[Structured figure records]
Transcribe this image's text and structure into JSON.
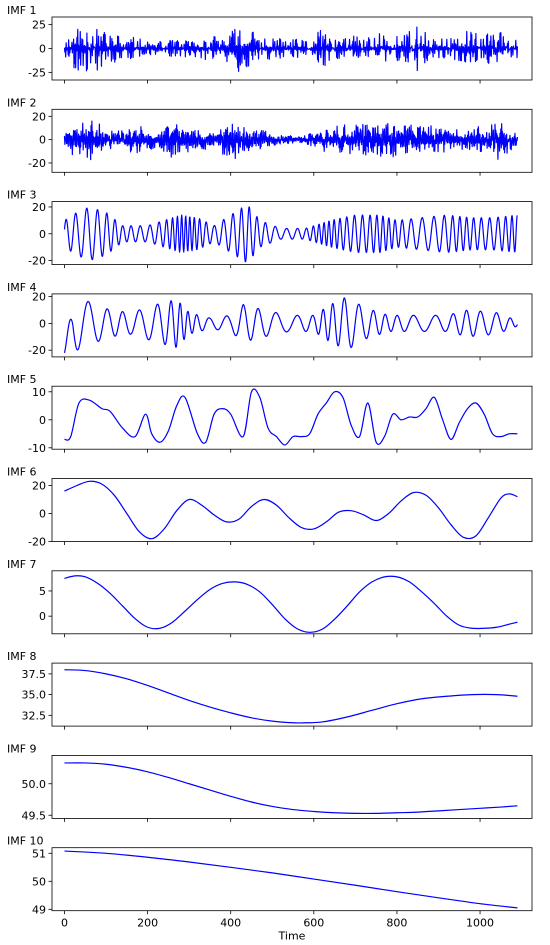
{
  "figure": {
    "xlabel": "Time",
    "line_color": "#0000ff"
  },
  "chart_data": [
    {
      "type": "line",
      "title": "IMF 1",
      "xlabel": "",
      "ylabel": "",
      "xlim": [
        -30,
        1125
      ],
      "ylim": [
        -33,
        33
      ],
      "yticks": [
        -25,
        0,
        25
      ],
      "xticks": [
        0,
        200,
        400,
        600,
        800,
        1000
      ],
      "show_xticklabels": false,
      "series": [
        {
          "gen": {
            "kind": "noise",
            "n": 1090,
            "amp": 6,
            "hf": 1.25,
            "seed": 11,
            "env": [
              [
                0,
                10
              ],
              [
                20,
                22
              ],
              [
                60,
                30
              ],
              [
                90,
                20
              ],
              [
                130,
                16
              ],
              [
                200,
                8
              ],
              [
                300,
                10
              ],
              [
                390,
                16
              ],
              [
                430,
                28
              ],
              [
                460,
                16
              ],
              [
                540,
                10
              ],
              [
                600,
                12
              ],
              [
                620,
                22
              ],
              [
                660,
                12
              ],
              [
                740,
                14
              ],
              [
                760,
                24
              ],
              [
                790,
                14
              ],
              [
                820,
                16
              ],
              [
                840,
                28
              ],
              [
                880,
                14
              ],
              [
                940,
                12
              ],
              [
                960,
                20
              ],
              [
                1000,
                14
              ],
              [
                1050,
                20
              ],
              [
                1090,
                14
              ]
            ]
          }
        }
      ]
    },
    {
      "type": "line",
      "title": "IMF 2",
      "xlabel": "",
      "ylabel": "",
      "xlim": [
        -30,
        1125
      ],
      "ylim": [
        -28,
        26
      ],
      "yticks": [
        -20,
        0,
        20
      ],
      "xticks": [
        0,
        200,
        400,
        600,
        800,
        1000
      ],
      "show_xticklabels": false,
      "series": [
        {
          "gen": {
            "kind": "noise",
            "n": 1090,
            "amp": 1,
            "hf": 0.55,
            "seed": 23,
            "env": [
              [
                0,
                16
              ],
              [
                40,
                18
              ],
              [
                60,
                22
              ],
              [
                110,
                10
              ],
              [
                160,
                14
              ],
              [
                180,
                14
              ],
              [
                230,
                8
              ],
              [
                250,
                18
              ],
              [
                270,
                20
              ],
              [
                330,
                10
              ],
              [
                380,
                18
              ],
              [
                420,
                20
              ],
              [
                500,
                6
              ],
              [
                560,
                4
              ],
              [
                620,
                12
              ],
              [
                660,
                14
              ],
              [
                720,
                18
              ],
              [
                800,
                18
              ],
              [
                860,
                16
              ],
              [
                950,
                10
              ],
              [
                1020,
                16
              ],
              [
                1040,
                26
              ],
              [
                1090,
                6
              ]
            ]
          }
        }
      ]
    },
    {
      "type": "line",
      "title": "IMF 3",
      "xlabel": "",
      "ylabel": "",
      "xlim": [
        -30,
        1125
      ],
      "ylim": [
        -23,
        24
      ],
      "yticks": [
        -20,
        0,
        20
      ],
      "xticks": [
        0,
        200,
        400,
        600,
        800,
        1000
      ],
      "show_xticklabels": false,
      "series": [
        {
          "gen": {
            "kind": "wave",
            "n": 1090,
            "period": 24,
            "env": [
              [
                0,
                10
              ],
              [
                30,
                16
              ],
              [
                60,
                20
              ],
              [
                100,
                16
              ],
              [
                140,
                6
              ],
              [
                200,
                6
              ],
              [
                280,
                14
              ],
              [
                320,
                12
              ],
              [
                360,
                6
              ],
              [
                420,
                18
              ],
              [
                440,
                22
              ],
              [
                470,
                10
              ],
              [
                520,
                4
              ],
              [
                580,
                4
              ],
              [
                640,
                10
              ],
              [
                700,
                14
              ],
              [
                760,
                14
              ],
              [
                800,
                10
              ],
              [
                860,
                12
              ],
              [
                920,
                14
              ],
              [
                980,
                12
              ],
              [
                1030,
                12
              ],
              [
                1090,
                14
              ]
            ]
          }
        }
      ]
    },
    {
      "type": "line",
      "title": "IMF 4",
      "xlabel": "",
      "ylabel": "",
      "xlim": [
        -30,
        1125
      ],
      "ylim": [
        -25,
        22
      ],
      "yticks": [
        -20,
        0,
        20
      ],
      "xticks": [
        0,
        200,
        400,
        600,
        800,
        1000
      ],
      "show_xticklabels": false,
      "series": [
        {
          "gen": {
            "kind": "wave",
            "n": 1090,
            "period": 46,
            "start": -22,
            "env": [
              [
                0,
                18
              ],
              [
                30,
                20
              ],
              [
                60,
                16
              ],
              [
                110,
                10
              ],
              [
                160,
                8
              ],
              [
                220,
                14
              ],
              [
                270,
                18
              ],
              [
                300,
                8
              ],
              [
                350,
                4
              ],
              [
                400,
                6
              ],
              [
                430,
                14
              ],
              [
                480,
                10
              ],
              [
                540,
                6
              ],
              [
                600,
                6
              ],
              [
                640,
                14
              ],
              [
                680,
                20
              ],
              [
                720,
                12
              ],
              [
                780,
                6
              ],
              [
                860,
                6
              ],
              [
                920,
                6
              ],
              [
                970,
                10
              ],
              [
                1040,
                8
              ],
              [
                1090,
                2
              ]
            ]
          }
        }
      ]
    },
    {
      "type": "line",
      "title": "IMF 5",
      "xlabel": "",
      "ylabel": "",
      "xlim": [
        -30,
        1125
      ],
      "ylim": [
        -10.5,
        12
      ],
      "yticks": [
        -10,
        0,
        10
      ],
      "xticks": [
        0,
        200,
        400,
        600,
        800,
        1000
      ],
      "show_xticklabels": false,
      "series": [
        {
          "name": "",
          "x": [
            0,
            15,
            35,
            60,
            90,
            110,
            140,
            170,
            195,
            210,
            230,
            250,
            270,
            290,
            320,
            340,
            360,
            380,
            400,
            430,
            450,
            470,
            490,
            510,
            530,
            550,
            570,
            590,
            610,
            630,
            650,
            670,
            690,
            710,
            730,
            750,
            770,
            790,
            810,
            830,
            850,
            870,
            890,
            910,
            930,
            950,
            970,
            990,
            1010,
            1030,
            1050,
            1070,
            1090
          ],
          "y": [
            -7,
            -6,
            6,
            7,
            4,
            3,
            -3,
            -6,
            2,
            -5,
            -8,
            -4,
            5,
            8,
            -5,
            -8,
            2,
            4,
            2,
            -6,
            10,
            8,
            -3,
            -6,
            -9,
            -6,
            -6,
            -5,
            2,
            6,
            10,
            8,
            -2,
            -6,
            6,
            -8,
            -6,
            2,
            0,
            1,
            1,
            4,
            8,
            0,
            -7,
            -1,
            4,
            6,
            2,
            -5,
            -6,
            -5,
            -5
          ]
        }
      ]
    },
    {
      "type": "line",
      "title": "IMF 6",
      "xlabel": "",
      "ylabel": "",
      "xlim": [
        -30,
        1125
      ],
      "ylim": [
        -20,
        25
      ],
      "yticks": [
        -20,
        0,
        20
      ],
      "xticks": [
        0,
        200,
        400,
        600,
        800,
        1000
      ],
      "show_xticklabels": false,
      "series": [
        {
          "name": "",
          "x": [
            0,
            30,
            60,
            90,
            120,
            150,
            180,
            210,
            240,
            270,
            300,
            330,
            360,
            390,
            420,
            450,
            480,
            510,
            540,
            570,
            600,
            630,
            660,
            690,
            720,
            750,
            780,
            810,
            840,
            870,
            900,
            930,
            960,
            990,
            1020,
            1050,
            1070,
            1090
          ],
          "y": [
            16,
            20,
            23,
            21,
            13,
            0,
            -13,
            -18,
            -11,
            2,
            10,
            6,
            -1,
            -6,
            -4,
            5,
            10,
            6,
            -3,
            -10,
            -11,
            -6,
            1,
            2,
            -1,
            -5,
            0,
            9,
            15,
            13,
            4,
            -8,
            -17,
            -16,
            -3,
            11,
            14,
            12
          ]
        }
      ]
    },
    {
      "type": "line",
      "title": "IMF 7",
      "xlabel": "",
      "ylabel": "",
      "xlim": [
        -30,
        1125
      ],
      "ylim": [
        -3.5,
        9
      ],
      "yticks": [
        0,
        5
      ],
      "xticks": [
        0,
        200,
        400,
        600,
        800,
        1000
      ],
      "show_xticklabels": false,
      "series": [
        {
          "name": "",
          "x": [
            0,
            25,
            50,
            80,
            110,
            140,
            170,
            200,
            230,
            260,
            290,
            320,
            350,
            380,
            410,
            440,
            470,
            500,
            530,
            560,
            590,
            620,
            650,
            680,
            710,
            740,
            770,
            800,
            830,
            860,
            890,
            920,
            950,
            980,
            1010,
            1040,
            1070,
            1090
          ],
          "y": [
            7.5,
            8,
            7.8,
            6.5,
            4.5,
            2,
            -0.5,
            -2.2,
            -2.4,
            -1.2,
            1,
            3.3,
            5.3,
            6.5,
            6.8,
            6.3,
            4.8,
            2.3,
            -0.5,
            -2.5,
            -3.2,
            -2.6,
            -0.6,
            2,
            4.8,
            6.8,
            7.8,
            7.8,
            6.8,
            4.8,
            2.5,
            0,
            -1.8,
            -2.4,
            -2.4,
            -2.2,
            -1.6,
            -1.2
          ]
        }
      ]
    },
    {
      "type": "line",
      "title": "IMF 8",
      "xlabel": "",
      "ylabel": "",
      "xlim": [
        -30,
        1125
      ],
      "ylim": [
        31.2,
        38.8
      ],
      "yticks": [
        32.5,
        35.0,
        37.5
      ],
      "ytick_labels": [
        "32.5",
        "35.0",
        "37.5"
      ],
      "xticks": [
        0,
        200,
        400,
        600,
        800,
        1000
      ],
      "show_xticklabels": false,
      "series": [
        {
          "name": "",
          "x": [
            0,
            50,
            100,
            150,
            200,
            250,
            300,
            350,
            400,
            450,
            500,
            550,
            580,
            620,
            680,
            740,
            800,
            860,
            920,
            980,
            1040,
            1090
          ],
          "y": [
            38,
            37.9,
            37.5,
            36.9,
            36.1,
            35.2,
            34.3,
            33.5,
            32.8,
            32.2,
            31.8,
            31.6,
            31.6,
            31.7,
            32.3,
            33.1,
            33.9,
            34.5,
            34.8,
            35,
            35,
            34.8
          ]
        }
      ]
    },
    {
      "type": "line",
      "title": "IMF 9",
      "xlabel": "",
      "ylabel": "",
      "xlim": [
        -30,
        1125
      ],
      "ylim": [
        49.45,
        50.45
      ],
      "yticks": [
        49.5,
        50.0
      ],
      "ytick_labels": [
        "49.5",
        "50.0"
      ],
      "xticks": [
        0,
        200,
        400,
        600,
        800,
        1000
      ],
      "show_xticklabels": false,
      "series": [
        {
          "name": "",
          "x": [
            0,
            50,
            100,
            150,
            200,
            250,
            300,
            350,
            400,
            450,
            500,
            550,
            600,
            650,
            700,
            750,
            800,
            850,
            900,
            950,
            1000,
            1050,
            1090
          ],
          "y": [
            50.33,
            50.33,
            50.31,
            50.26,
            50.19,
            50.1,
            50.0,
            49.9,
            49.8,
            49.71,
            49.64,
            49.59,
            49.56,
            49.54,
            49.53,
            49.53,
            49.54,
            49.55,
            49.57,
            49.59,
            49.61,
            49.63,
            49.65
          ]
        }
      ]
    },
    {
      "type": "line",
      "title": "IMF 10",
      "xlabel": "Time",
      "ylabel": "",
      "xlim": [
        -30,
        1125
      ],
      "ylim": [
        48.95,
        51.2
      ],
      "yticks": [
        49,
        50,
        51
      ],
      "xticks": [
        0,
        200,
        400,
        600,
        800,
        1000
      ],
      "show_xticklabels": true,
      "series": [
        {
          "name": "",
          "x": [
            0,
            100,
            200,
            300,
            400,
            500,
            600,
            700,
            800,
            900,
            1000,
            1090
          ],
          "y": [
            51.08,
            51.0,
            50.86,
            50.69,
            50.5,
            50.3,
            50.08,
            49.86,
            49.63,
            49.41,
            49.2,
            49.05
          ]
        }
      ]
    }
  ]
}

...

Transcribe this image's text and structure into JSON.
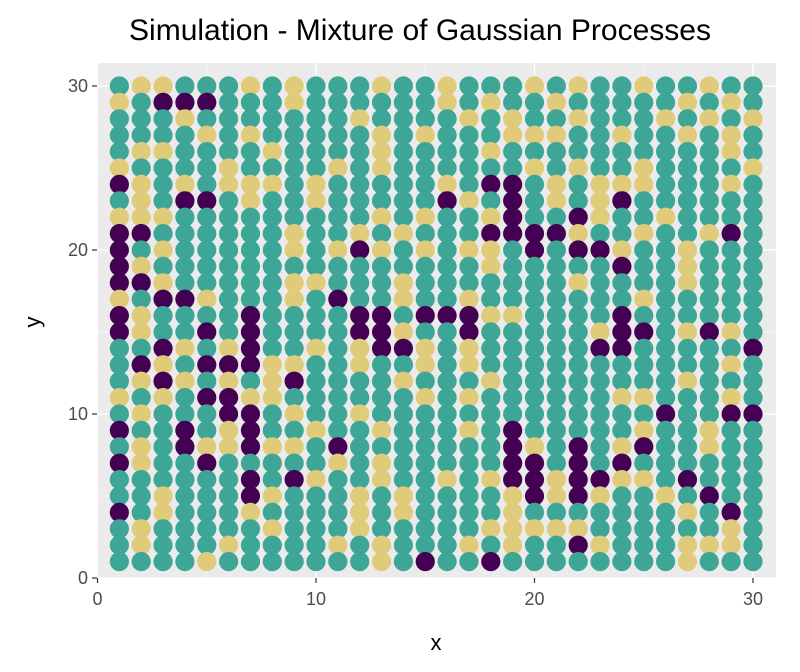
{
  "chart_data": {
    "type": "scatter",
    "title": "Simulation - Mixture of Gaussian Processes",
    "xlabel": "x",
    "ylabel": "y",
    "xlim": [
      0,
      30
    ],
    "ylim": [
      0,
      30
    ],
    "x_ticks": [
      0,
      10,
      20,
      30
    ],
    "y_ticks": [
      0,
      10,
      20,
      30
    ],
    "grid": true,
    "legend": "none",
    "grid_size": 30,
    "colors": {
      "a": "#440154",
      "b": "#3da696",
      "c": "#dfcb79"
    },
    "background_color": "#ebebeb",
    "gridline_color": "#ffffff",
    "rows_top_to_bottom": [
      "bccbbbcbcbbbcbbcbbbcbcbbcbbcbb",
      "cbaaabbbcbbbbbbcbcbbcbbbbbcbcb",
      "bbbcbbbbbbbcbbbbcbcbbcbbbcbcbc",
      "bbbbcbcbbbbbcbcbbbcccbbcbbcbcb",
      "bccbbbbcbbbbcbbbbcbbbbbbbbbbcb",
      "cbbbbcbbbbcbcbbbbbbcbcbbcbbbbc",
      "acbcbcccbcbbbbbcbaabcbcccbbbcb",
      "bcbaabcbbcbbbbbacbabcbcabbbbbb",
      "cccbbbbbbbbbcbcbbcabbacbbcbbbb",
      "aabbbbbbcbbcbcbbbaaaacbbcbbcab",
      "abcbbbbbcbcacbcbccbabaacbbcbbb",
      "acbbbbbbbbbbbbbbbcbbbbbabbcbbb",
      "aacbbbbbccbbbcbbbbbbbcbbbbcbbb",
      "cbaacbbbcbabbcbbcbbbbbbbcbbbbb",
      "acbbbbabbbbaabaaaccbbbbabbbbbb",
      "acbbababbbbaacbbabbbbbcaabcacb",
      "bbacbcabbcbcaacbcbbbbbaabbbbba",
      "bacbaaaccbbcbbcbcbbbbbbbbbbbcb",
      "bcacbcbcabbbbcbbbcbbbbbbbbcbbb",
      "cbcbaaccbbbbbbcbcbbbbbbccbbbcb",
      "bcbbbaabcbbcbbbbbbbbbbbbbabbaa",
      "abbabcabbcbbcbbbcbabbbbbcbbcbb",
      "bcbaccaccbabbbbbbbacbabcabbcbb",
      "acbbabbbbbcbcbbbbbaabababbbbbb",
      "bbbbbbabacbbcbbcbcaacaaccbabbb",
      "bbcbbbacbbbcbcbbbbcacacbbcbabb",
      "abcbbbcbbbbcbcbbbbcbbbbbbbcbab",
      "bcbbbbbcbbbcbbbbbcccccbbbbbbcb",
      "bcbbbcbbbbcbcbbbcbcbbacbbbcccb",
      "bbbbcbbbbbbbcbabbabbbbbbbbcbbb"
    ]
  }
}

---

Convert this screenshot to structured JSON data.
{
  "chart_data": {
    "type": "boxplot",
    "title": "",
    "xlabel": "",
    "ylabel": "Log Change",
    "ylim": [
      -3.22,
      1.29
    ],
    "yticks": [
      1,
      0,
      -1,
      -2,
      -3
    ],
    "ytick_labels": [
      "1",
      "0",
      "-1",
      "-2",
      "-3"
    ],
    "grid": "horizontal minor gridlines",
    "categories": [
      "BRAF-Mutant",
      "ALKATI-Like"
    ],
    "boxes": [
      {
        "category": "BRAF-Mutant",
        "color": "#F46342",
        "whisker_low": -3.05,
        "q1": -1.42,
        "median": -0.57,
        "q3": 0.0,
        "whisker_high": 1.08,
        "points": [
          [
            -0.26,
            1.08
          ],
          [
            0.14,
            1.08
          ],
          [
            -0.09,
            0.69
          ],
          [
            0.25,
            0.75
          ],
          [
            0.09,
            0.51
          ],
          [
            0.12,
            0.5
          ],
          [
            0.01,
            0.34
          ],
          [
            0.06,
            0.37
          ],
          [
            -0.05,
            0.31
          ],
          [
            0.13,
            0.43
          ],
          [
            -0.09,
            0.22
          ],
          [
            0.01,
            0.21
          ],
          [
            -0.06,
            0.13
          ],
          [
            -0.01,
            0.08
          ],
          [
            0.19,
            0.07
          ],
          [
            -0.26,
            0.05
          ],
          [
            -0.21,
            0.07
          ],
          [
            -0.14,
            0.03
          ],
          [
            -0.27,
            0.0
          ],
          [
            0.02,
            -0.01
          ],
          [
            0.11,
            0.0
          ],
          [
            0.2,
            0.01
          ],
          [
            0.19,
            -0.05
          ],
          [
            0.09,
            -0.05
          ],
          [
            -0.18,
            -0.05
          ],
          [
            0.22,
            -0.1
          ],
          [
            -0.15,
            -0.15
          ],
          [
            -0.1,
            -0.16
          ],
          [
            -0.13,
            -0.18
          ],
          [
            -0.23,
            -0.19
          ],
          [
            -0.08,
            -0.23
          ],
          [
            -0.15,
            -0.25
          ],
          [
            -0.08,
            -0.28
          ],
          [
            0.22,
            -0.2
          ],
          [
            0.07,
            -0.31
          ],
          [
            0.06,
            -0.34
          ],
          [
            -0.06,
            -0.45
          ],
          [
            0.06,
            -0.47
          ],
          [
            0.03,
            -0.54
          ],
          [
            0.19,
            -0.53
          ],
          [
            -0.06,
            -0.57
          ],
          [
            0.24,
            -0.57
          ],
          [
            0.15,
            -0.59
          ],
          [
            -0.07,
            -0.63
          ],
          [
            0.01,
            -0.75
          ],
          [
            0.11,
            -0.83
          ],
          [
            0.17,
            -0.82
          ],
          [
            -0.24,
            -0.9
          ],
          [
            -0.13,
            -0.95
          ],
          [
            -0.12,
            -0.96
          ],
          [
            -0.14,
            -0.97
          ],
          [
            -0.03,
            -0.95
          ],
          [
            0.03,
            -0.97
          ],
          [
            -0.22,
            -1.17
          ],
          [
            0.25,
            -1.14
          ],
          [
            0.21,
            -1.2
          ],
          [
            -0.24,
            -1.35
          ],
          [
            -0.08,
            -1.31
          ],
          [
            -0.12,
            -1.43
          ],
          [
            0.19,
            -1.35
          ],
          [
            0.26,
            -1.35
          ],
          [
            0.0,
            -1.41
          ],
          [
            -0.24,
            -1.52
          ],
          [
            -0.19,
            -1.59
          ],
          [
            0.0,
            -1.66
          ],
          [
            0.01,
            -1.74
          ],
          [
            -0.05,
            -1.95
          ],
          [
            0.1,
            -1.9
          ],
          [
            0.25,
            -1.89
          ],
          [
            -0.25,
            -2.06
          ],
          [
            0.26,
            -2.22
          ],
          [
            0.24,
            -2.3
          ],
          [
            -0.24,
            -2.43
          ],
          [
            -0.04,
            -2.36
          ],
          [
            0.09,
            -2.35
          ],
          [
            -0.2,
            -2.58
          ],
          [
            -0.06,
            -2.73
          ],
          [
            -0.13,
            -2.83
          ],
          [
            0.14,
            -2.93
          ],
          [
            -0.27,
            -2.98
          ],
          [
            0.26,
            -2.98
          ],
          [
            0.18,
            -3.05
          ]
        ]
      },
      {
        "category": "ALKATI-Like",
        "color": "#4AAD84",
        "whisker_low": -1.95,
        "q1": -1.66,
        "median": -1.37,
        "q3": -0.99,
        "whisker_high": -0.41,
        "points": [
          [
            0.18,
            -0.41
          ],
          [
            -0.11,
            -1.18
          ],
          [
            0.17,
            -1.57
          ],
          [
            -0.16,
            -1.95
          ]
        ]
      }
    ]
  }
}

Brief: Report each line of the material above where the word "category" appears.

Exercise result:
        "category": "BRAF-Mutant",
        "category": "ALKATI-Like",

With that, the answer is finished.